• [WHAT YOU WILL DO]:
A - Reproduce verbatim the part of the Unity development log that opens with the words containing "I think at this" and closes with "the screen none-the-less.".
B - Extend the Unity development log past its final sentence.

• [TEXT EXCERPT]:

I think at this stage I'm going to focus on designing for a specific ratio as going too far into changing the resolution is going stray me off my goals and aims for this unit.
(20/02/2013) I think I've finally decided that I'll use percentages to calculate where to position my controls for my GUI. I know that the final product will lack a scaling functionality but by using percentages instead of integers the position of the elements will be some-what relative to the screen none-the-less.
In the video below is a quick scaling text, obviously the controls themself don't scale, but I've managed to keep the positioning of these elements relative to the screen size. The code below the video is what I used to do this.
I have considered using Screen.width and Screen.height in the size however it seems the font size in the stylisation just gets cropped out. Perhaps using a different method of stylisation can mean I can actually scale my controls.
Camera Control
Been researching for the past hour or 2 on various camera rotation scripts, managed to find an improved version of the default one that is supplied in the standard assets. This one not only rotates fully around a gameobject but can also zoom in and out with limitations. However though if I am to match what I've planned I must make the camera only rotate around the object when I'm clicking down the middle mouse button, because I want to use the code that I've found I'm going to use the Unity Forums to ask my question.
A design feature that I may be changing at this stage however is the position of the cube when the level is loaded. It might be better if the GUI buttons were put further to the side and the object itself centered in the middle, this can help with visibility when zooming in and out.
One last script I've added today was something I was researching yesterday, as I was unable to find a desired texture for my background yesterday I'm deciding to use a solid colour. However though this script I've found here, allows me to add a simple gradient to my background.
Spacing out Selectable Dots and Bugs
(27/02/2013) Luckily instead of using Mograph in Cinema 4D and cloning a sphere to be imported into Unity, I've managed to space out multiple sphere gameobjects. By spacing each object by around 0.33 I've been able to fit a 5 by 5 by 5 cube of small spheres. I plan for each one of these spheres to instigate an expanding sphere which I'll hopefully work on tomorrow. However, by placing these spheres inside the cube a bug has occurred which automatically zooms in when I rotate around a certain area, hopefully by consulting with my tutor and the Unity forums tomorrow I can fix this error.

• [DATASET EXCERPTS]:

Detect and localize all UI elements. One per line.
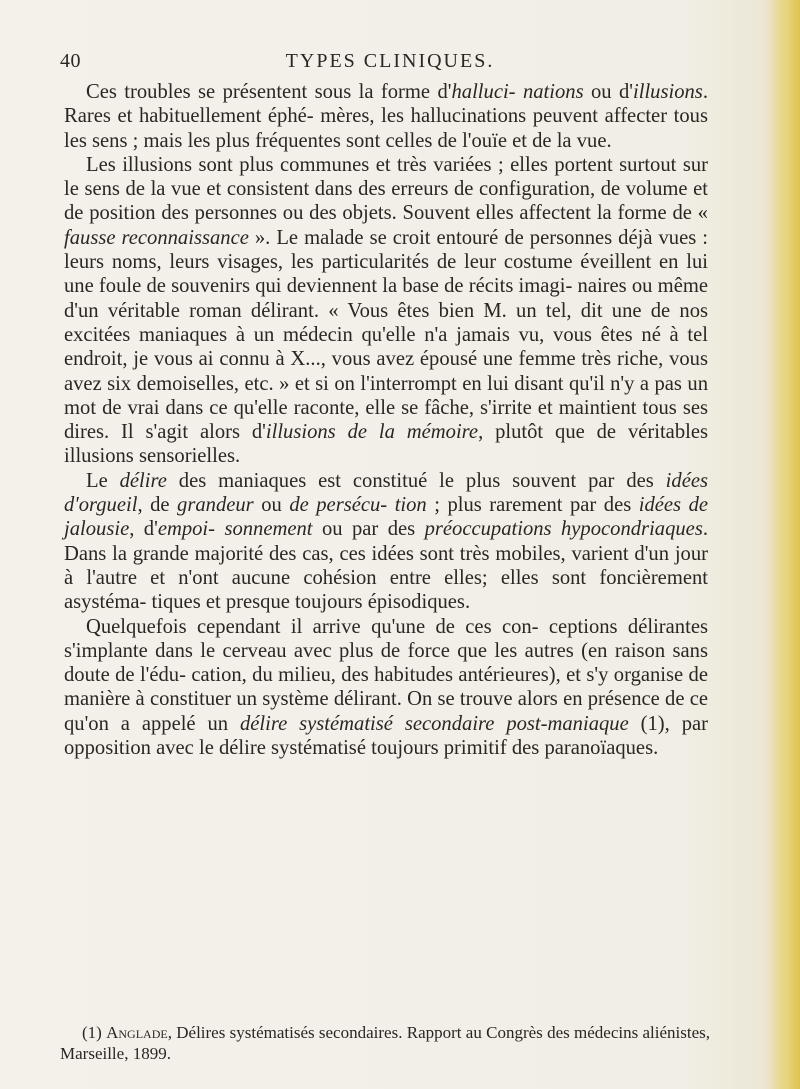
paragraph-1: Ces troubles se présentent sous la forme d'halluci- nations ou d'illusions. Rares et habituellement éphé- mères, les hallucinations peuvent affecter tous les sens ; mais les plus fréquentes sont celles de l'ouïe et de la vue.	[64, 81, 708, 152]
page-number: 40	[60, 50, 81, 72]
footnote-author: Anglade	[106, 1023, 168, 1042]
footnote-citation: , Délires systématisés secondaires. Rapport au Congrès des médecins aliénistes, Marseille, 1899.	[60, 1023, 711, 1063]
page-header	[60, 50, 720, 78]
footnote-marker: (1)	[82, 1023, 107, 1042]
body-text	[64, 80, 708, 760]
footnote-text	[60, 1022, 710, 1064]
paragraph-3: Le délire des maniaques est constitué le plus souvent par des idées d'orgueil, de grandeur ou de persécu- tion ; plus rarement par des idées de jalousie, d'empoi- sonnement ou par des préoccupations hypocondriaques. Dans la grande majorité des cas, ces idées sont très mobiles, varient d'un jour à l'autre et n'ont aucune cohésion entre elles; elles sont foncièrement asystéma- tiques et presque toujours épisodiques.	[64, 469, 709, 614]
paragraph-2: Les illusions sont plus communes et très variées ; elles portent surtout sur le sens de la vue et consistent dans des erreurs de configuration, de volume et de position des personnes ou des objets. Souvent elles affectent la forme de « fausse reconnaissance ». Le malade se croit entouré de personnes déjà vues : leurs noms, leurs visages, les particularités de leur costume éveillent en lui une foule de souvenirs qui deviennent la base de récits imagi- naires ou même d'un véritable roman délirant. « Vous êtes bien M. un tel, dit une de nos excitées maniaques à un médecin qu'elle n'a jamais vu, vous êtes né à tel endroit, je vous ai connu à X..., vous avez épousé une femme très riche, vous avez six demoiselles, etc. » et si on l'interrompt en lui disant qu'il n'y a pas un mot de vrai dans ce qu'elle raconte, elle se fâche, s'irrite et maintient tous ses dires. Il s'agit alors d'illusions de la mémoire, plutôt que de véritables illusions sensorielles.	[64, 153, 709, 468]
paragraph-4: Quelquefois cependant il arrive qu'une de ces con- ceptions délirantes s'implante dans le cerveau avec plus de force que les autres (en raison sans doute de l'édu- cation, du milieu, des habitudes antérieures), et s'y organise de manière à constituer un système délirant. On se trouve alors en présence de ce qu'on a appelé un délire systématisé secondaire post-maniaque (1), par opposition avec le délire systématisé toujours primitif des paranoïaques.	[64, 615, 708, 760]
footnote	[60, 1022, 710, 1064]
page-edge-discoloration	[768, 0, 800, 1089]
running-title: TYPES CLINIQUES.	[285, 50, 495, 72]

• [WRITTEN RESPONSES]:
A -
I think at this stage I'm going to focus on designing for a specific ratio as going too far into changing the resolution is going stray me off my goals and aims for this unit.
(20/02/2013) I think I've finally decided that I'll use percentages to calculate where to position my controls for my GUI. I know that the final product will lack a scaling functionality but by using percentages instead of integers the position of the elements will be some-what relative to the screen none-the-less.

B -
RayCasting
(03/03/2013) A few days ago I managed to place all of the Selectable dots around my cube in the manner that was most desired. However though the colliders for the Holding Box stopped the user from clicking on one of the dots to spawn a sphere, therefore I needed to use raycasting. At first I managed to easily write out a Raycast and draw it so I could see where it was going although at first it was still hitting the box before the dots. I therefore put the Holding Box on a different layer and told the raycast to ignore all gameobjects that are on that specific layer. The code I used is in the image below.
Til this date I've managed to use a raycast to get through the box and reach all of the 125 dots successfully, baring in mind though other issues have occured. For example I was originally using a prefab for each of the selectable dots but whenever I would click on them it would execute the code for every single dot in the cube. To counter this, I deleted the prefab and had to figure out how to excute the code on a dot that has been hit by the raycast, this brought me to Unity Answers. Hopefully come Monday or Tuesday I'll be able to get to college and try out the code the friendly community users have suggested and get my spawning properly working.
http://answers.unity3d.com/questions/409005/if-raycast-hits-me.html
Finished the Info Page!
Today I've managed to finally complete the Information page. Overall, it consists of one button for the escape to Menu Page and various gui.layout text-areas and boxs for information and images. Here is the finished product below(all with Gui.Layout; meaning no gameobjects needing to be rendered!).
Unity Tutorials
Unity Gui Tutorial Completed ✔
Unity Scripting Tutorial Completed ✔
Unity Title Screen Tutorial Completed ✔
Sunday, 17 February 2013
Planning Interactive 3D Sound Toy
Influences
Pulsate is an Interactive 2D Sound Toy consisting of ever expanding or contracting orange circles, which when interact with one another create a sound. Basically Pulsate gives the user the ability to create random synthesised tunes through the medium of an Interactive Toy. With its simple ingame interface and the purposeful sound manipulation tools, Pulsate is a great toy for people who are quite new to creating simple music.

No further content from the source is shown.